» **Goal**: Count the lines that hold the string "JSON". Reply with the number alone.

# # # #

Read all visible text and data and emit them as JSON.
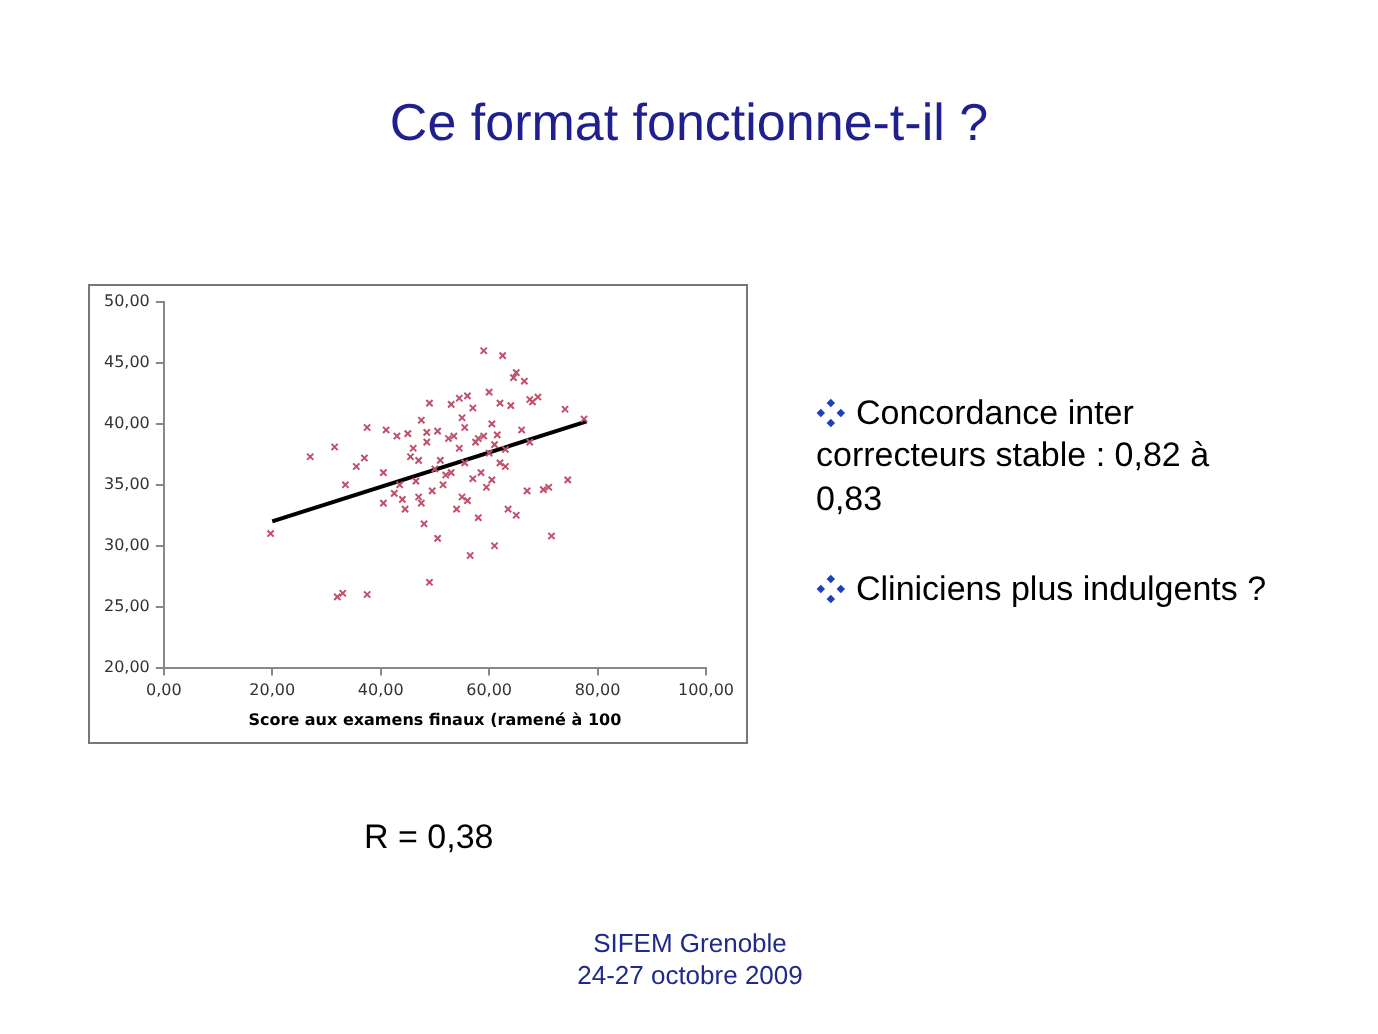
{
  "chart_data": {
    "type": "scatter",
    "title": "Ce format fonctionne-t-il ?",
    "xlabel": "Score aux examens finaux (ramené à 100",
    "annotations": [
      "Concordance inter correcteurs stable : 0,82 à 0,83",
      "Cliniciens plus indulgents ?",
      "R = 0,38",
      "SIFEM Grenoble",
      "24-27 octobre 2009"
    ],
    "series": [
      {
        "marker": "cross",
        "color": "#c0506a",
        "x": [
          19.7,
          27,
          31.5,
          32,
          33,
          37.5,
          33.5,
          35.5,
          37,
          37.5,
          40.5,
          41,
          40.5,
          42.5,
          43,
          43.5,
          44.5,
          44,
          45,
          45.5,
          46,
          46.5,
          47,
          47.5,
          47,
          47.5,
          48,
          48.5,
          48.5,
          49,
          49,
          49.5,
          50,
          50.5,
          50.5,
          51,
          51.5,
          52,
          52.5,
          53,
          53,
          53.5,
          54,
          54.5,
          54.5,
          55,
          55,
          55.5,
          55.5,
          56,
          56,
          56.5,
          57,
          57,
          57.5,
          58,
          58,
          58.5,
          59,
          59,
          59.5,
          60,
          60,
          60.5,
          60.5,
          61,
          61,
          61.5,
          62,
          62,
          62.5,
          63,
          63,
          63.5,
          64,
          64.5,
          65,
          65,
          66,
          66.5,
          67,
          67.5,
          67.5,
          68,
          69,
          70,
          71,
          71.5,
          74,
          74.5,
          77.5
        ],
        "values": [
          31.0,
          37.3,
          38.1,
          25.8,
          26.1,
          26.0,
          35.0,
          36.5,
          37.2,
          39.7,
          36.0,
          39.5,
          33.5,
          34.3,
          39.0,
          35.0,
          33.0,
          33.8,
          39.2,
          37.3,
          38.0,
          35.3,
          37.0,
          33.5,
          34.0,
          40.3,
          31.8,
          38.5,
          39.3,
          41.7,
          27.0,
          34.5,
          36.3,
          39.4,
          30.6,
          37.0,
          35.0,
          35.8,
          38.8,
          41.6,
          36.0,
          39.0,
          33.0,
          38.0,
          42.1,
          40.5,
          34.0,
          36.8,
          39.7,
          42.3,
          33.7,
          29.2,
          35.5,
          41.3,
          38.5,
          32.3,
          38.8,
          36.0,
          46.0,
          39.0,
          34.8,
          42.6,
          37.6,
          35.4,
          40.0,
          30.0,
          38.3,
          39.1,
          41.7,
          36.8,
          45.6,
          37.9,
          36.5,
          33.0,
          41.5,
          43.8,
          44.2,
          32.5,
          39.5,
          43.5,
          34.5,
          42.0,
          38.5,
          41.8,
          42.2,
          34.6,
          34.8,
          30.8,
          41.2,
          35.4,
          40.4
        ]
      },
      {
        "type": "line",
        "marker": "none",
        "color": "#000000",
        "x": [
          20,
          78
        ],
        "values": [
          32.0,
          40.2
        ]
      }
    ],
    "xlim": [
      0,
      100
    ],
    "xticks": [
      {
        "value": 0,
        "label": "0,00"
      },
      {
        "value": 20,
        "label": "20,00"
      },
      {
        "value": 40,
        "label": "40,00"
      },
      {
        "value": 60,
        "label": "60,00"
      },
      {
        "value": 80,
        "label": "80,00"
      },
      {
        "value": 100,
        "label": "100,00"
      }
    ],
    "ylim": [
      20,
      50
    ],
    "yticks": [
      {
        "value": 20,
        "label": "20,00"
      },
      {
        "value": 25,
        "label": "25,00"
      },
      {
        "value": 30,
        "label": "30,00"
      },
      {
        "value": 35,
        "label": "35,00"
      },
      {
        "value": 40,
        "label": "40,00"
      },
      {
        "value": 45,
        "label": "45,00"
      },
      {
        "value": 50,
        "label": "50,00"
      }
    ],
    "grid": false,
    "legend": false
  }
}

# # # #

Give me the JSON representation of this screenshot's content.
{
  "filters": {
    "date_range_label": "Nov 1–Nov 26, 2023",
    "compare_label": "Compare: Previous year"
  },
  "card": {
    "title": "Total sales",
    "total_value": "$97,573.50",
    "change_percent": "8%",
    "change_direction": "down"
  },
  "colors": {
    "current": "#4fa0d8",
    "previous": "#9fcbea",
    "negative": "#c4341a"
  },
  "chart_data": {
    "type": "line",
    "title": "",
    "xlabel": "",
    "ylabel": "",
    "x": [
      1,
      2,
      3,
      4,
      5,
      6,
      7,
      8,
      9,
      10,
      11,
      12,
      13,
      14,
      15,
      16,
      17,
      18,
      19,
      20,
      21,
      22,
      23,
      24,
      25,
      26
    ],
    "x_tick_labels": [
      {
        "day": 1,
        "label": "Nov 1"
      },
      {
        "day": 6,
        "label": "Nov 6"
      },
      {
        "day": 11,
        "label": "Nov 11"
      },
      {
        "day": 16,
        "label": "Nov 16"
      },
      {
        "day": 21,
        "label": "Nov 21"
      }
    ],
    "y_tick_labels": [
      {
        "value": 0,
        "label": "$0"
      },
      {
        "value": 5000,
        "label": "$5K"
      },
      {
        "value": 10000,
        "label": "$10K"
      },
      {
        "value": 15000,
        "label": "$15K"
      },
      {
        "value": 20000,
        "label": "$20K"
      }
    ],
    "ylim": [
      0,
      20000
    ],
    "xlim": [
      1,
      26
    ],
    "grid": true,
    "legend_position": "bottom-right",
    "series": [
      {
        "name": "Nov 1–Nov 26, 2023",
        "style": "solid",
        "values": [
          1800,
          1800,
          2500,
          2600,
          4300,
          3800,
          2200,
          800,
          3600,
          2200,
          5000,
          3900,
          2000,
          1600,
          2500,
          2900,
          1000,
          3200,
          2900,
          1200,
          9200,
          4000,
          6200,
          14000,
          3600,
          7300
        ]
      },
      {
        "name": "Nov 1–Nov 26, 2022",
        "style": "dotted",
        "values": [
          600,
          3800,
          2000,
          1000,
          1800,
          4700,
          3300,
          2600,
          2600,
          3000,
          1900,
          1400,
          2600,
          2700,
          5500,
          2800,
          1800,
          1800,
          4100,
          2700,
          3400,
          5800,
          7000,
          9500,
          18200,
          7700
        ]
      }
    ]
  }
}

# # # #

» **Solution for this problem**: 2